**Written request:**
Recast everything in the material from the line containing "desktop-icon-label: Recycle Bin" down to and including the line containing "folder-icon bbox=[244, 993, 273, 1015]" as a Markdown table. Use the columns Row and Line, number each row, and leave out any blank lines.

**Data for this exercise:**
* START *

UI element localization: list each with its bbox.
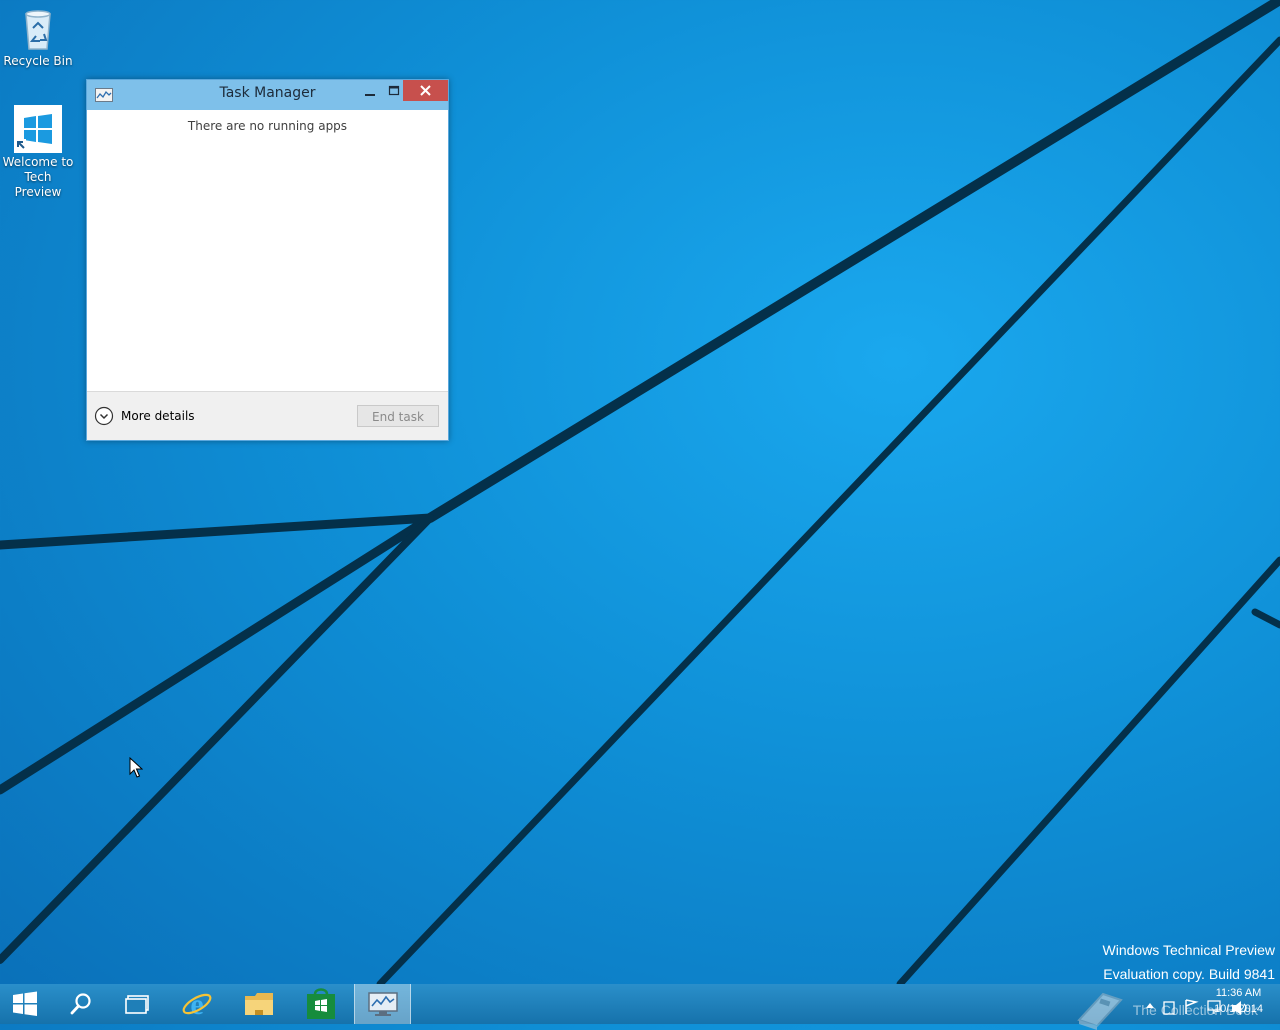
desktop-icon-label: Recycle Bin bbox=[3, 54, 73, 68]
collection-book-text: The Collection Book bbox=[1132, 1002, 1258, 1018]
title-bar[interactable]: Task Manager bbox=[87, 80, 448, 110]
desktop-icon-recycle-bin[interactable]: Recycle Bin bbox=[0, 6, 76, 69]
windows-logo-icon bbox=[14, 105, 62, 153]
maximize-button[interactable] bbox=[383, 83, 405, 101]
task-view-button[interactable] bbox=[108, 984, 165, 1024]
start-button[interactable] bbox=[0, 984, 50, 1024]
search-icon bbox=[70, 993, 91, 1015]
book-icon bbox=[1076, 992, 1123, 1030]
task-view-icon bbox=[124, 995, 149, 1014]
close-button[interactable] bbox=[403, 80, 448, 101]
empty-message: There are no running apps bbox=[187, 119, 348, 133]
build-watermark-line2: Evaluation copy. Build 9841 bbox=[1103, 966, 1275, 982]
svg-text:e: e bbox=[190, 988, 203, 1020]
folder-icon bbox=[244, 993, 273, 1015]
task-manager-window[interactable]: Task Manager There are no running apps M… bbox=[86, 79, 449, 441]
app-list-area: There are no running apps bbox=[87, 110, 448, 393]
close-icon bbox=[420, 85, 431, 96]
desktop-icon-label: Tech Preview bbox=[14, 170, 62, 199]
internet-explorer-button[interactable]: e bbox=[168, 984, 225, 1024]
task-manager-footer: More details End task bbox=[87, 391, 448, 440]
mouse-pointer-icon bbox=[129, 757, 143, 778]
windows-logo-icon bbox=[13, 991, 37, 1016]
task-manager-button[interactable] bbox=[354, 984, 411, 1024]
end-task-button[interactable]: End task bbox=[357, 405, 439, 427]
collection-book-watermark: The Collection Book bbox=[1073, 990, 1258, 1030]
internet-explorer-icon: e bbox=[182, 988, 211, 1020]
file-explorer-button[interactable] bbox=[230, 984, 287, 1024]
desktop-icon-welcome-tech-preview[interactable]: Welcome to Tech Preview bbox=[0, 105, 76, 200]
store-icon bbox=[306, 988, 335, 1019]
recycle-bin-icon bbox=[18, 6, 58, 52]
more-details-label: More details bbox=[121, 409, 195, 423]
store-button[interactable] bbox=[292, 984, 349, 1024]
search-button[interactable] bbox=[52, 984, 109, 1024]
more-details-toggle[interactable]: More details bbox=[94, 406, 195, 426]
chevron-down-icon bbox=[94, 406, 114, 426]
task-manager-icon bbox=[367, 992, 398, 1016]
build-watermark-line1: Windows Technical Preview bbox=[1102, 942, 1275, 958]
desktop-icon-label: Welcome to bbox=[2, 155, 74, 169]
minimize-button[interactable] bbox=[359, 83, 381, 101]
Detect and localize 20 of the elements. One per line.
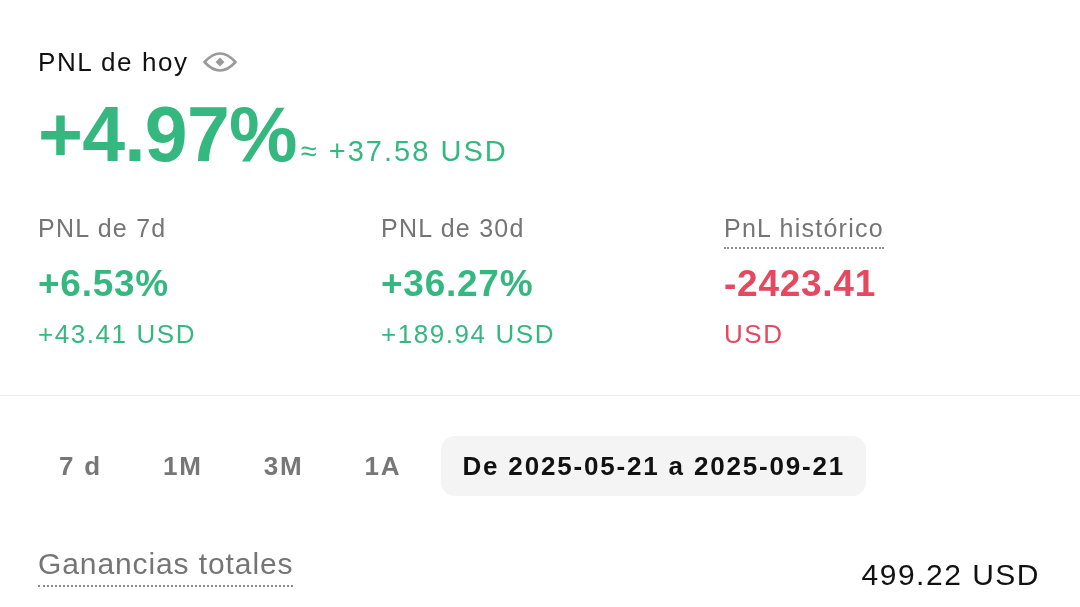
period-tab[interactable]: 1A xyxy=(343,436,423,496)
stat-label[interactable]: PnL histórico xyxy=(724,213,884,249)
stat-value: +36.27% xyxy=(381,262,535,306)
stat-label: PNL de 30d xyxy=(381,213,525,244)
total-value: 499.22 USD xyxy=(861,557,1040,593)
stat-amount: USD xyxy=(724,318,785,350)
period-tab[interactable]: 1M xyxy=(142,436,224,496)
period-tab[interactable]: 3M xyxy=(242,436,325,496)
pnl-today-percent: +4.97% xyxy=(38,94,297,174)
stat-amount: +189.94 USD xyxy=(381,318,556,350)
period-tab[interactable]: De 2025-05-21 a 2025-09-21 xyxy=(441,436,867,496)
stat-value: +6.53% xyxy=(38,262,170,306)
stat-value: -2423.41 xyxy=(724,262,877,306)
stat-label: PNL de 7d xyxy=(38,213,167,244)
pnl-today-label: PNL de hoy xyxy=(38,46,189,78)
pnl-today-amount: ≈ +37.58 USD xyxy=(300,134,508,169)
stat-amount: +43.41 USD xyxy=(38,318,197,350)
total-label[interactable]: Ganancias totales xyxy=(38,546,294,587)
period-tab[interactable]: 7 d xyxy=(38,436,124,496)
eye-icon[interactable] xyxy=(202,51,237,73)
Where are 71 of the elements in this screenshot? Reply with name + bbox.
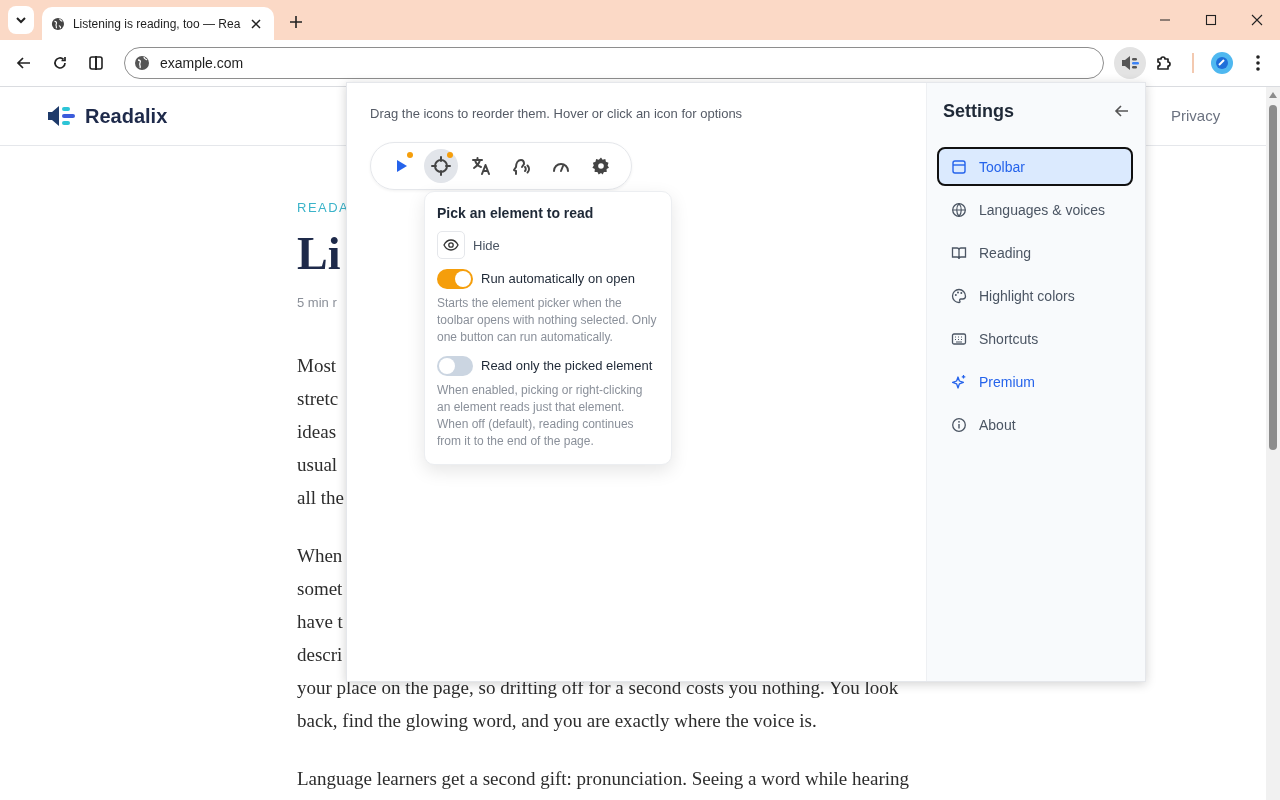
settings-menu-item[interactable]: Languages & voices [937, 190, 1133, 229]
popover-title: Pick an element to read [437, 205, 595, 221]
settings-menu-item[interactable]: Reading [937, 233, 1133, 272]
toggle-switch[interactable] [437, 269, 473, 289]
settings-menu-item[interactable]: Toolbar [937, 147, 1133, 186]
nav-link[interactable]: Privacy [1171, 107, 1221, 124]
reading-time: 5 min r [297, 294, 337, 312]
back-arrow-icon [1114, 103, 1130, 119]
article-text-line: back, find the glowing word, and you are exactly where the voice is. [297, 709, 817, 733]
back-button[interactable] [1114, 103, 1130, 119]
article-text-line: descri [297, 643, 343, 667]
article-text-line: Language learners get a second gift: pronunciation. Seeing a word while hearing [297, 767, 909, 791]
menu-icon [1255, 55, 1260, 71]
instruction-text: Drag the icons to reorder them. Hover or click an icon for options [370, 105, 744, 123]
close-icon [1251, 14, 1263, 26]
avatar-icon [1211, 52, 1233, 74]
puzzle-icon [1155, 54, 1174, 72]
extension-button[interactable] [1114, 47, 1147, 79]
plus-icon [289, 15, 303, 29]
settings-menu-item[interactable]: Shortcuts [937, 319, 1133, 358]
settings-menu-item[interactable]: Highlight colors [937, 276, 1133, 315]
window-icon [951, 158, 967, 175]
toolbar-button[interactable] [424, 149, 458, 183]
article-text-line: have t [297, 610, 343, 634]
crosshair-icon [431, 156, 451, 176]
article-category: READA [297, 200, 350, 216]
chevron-down-icon [15, 14, 27, 26]
reload-icon [51, 55, 68, 71]
keyboard-icon [951, 330, 967, 347]
tab-title: Listening is reading, too — Rea [72, 16, 241, 31]
article-text-line: When [297, 544, 343, 568]
option-label: Run automatically on open [481, 270, 636, 287]
article-text-line: all the [297, 486, 344, 510]
scrollbar[interactable] [1266, 87, 1280, 800]
scroll-up-icon [1269, 92, 1277, 98]
palette-icon [951, 287, 967, 304]
article-title: Li [297, 228, 341, 280]
eye-icon [437, 231, 465, 259]
article-text-line: somet [297, 577, 343, 601]
split-view-icon [87, 55, 104, 71]
settings-menu-item[interactable]: Premium [937, 362, 1133, 401]
sparkles-icon [951, 373, 967, 390]
option-description: Starts the element picker when the toolbar opens with nothing selected. Only one button can run automatically. [437, 295, 658, 346]
browser-tab[interactable]: Listening is reading, too — Rea [42, 7, 274, 40]
settings-menu-item[interactable]: About [937, 405, 1133, 444]
profile-button[interactable] [1208, 49, 1236, 77]
url-text: example.com [159, 55, 244, 71]
option-description: When enabled, picking or right-clicking an element reads just that element. When off (default), reading continues from it to the end of the page. [437, 382, 644, 450]
article-text-line: ideas [297, 420, 337, 444]
maximize-icon [1205, 14, 1217, 26]
gear-icon [591, 156, 611, 176]
site-logo[interactable]: Readalix [85, 104, 168, 128]
globe-icon [51, 15, 65, 32]
hide-button[interactable]: Hide [437, 231, 500, 259]
logo-icon [48, 105, 75, 127]
speaking-head-icon [511, 156, 531, 176]
globe-icon [951, 201, 967, 218]
globe-icon [133, 55, 150, 71]
close-icon [251, 18, 262, 29]
translate-icon [471, 156, 491, 176]
toggle-switch[interactable] [437, 356, 473, 376]
settings-title: Settings [943, 100, 1014, 122]
back-arrow-icon [16, 55, 32, 71]
speaker-lines-icon [1121, 55, 1140, 71]
article-text-line: Most [297, 354, 337, 378]
info-icon [951, 416, 967, 433]
article-text-line: stretc [297, 387, 339, 411]
option-label: Read only the picked element [481, 357, 653, 374]
book-icon [951, 244, 967, 261]
tab-list-button[interactable] [8, 6, 34, 34]
article-text-line: usual [297, 453, 338, 477]
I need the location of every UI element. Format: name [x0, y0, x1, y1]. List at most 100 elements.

* END *

**Output below:**
| Row | Line |
|---|---|
| 1 | desktop-icon-label: Recycle Bin bbox=[3, 54, 73, 68] |
| 2 | collection-book-text: The Collection Book bbox=[1132, 1002, 1258, 1018] |
| 3 | title-bar[interactable]: Task Manager bbox=[87, 80, 448, 110] |
| 4 | desktop-icon-recycle-bin[interactable]: Recycle Bin bbox=[0, 6, 76, 69] |
| 5 | windows-logo-icon bbox=[14, 105, 62, 153] |
| 6 | maximize-button[interactable] bbox=[383, 83, 405, 101] |
| 7 | task-view-button[interactable] bbox=[108, 984, 165, 1024] |
| 8 | start-button[interactable] bbox=[0, 984, 50, 1024] |
| 9 | search-icon bbox=[70, 993, 91, 1015] |
| 10 | book-icon bbox=[1076, 992, 1123, 1030] |
| 11 | task-view-icon bbox=[124, 995, 149, 1014] |
| 12 | close-button[interactable] bbox=[403, 80, 448, 101] |
| 13 | empty-message: There are no running apps bbox=[187, 119, 348, 133] |
| 14 | build-watermark-line2: Evaluation copy. Build 9841 bbox=[1103, 966, 1275, 982] |
| 15 | svg-text:e: e bbox=[190, 988, 203, 1020] |
| 16 | folder-icon bbox=[244, 993, 273, 1015] |